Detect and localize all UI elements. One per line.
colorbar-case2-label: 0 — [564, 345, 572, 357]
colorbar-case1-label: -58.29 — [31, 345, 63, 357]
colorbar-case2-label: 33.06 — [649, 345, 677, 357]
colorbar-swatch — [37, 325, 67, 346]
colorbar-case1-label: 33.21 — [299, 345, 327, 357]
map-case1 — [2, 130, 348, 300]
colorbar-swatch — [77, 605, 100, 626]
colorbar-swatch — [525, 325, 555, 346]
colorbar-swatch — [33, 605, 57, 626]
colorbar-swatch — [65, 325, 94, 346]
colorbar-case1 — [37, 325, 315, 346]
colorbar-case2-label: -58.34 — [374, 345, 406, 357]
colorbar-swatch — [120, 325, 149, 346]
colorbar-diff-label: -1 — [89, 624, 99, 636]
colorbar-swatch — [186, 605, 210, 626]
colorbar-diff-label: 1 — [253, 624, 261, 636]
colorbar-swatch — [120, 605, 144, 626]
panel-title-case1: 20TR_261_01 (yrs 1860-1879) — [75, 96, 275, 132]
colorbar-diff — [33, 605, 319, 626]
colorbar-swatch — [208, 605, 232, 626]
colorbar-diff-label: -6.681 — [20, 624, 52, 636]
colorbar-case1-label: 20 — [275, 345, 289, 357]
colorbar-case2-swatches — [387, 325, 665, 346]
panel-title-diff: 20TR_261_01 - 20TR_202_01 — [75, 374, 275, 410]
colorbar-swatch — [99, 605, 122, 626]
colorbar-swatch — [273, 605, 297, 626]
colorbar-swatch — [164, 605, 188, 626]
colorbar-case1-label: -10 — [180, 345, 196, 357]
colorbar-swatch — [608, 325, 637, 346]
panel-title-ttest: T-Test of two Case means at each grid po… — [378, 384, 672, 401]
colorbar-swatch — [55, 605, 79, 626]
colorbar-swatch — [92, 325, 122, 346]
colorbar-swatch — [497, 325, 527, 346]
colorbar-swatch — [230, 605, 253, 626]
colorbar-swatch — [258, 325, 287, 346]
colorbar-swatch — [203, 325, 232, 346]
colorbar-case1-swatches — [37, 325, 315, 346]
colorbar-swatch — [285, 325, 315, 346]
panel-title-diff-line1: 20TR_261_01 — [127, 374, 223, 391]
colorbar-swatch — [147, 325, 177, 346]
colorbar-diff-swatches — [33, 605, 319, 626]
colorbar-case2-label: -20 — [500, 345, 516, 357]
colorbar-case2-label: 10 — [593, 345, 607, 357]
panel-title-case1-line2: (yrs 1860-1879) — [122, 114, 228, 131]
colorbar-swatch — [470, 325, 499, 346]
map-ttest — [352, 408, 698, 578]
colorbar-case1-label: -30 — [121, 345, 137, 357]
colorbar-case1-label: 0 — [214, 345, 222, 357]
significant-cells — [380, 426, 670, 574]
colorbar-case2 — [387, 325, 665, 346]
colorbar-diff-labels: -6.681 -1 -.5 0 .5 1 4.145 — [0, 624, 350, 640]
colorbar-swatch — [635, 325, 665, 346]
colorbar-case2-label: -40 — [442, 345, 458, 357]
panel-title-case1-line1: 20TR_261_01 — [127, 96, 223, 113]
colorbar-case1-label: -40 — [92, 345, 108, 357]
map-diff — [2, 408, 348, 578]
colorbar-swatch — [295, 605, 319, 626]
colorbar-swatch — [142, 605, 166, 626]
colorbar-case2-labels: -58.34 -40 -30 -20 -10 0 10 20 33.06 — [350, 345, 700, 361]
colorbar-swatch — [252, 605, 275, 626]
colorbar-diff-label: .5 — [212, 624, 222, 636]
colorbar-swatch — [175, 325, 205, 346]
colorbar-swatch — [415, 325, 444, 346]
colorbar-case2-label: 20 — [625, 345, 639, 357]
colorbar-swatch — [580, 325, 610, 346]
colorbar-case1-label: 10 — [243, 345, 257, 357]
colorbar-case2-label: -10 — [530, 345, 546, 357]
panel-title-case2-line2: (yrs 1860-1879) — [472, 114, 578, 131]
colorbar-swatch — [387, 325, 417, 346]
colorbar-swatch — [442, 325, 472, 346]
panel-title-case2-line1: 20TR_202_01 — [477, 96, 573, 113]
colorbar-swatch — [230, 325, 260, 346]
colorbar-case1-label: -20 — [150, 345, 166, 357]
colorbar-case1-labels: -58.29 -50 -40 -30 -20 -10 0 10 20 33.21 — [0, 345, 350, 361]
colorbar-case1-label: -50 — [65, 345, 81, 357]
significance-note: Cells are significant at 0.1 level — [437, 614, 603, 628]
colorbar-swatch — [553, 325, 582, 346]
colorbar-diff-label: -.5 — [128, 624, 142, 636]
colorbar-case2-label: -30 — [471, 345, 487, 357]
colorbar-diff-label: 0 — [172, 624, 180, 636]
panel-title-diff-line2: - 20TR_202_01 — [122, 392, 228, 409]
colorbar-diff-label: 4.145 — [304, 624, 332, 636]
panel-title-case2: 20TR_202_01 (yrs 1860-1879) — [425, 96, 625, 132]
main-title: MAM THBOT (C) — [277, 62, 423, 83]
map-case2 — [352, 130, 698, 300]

§ §

Work instructions: Scan the entries above, and wherever a line holds the string "panel", copy it.

Exercise result:
panel-title-case1: 20TR_261_01 (yrs 1860-1879) — [75, 96, 275, 132]
panel-title-diff: 20TR_261_01 - 20TR_202_01 — [75, 374, 275, 410]
panel-title-ttest: T-Test of two Case means at each grid po… — [378, 384, 672, 401]
panel-title-diff-line1: 20TR_261_01 — [127, 374, 223, 391]
panel-title-case1-line2: (yrs 1860-1879) — [122, 114, 228, 131]
panel-title-case1-line1: 20TR_261_01 — [127, 96, 223, 113]
panel-title-case2-line2: (yrs 1860-1879) — [472, 114, 578, 131]
panel-title-case2-line1: 20TR_202_01 — [477, 96, 573, 113]
panel-title-diff-line2: - 20TR_202_01 — [122, 392, 228, 409]
panel-title-case2: 20TR_202_01 (yrs 1860-1879) — [425, 96, 625, 132]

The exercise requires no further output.